[Prompt]: Extract each line of the records below that contains the word "担当作为".

[Data shown]:
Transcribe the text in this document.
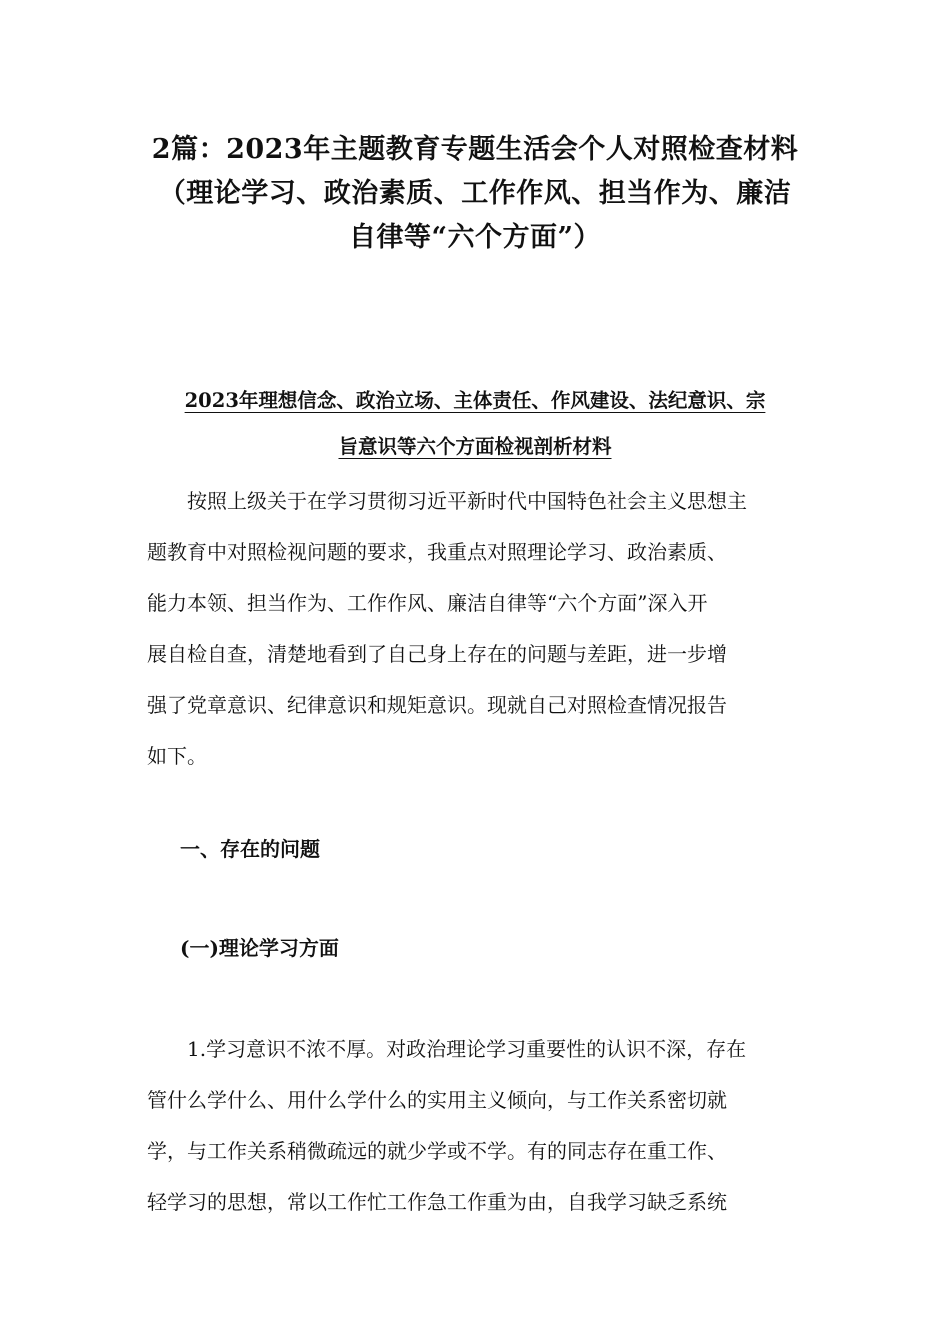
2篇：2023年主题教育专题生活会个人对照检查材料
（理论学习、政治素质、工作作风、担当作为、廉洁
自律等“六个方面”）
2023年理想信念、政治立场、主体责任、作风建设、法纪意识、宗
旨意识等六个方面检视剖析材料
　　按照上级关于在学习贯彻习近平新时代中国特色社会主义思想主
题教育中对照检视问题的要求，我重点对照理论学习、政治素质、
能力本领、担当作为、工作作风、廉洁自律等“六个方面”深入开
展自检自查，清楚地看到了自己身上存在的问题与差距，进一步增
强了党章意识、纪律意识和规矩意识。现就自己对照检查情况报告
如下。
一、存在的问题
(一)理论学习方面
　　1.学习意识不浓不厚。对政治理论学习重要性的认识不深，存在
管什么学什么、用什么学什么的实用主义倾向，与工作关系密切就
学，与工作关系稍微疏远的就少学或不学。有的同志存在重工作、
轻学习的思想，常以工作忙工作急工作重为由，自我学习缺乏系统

[Solution to the problem]:
（理论学习、政治素质、工作作风、担当作为、廉洁
能力本领、担当作为、工作作风、廉洁自律等“六个方面”深入开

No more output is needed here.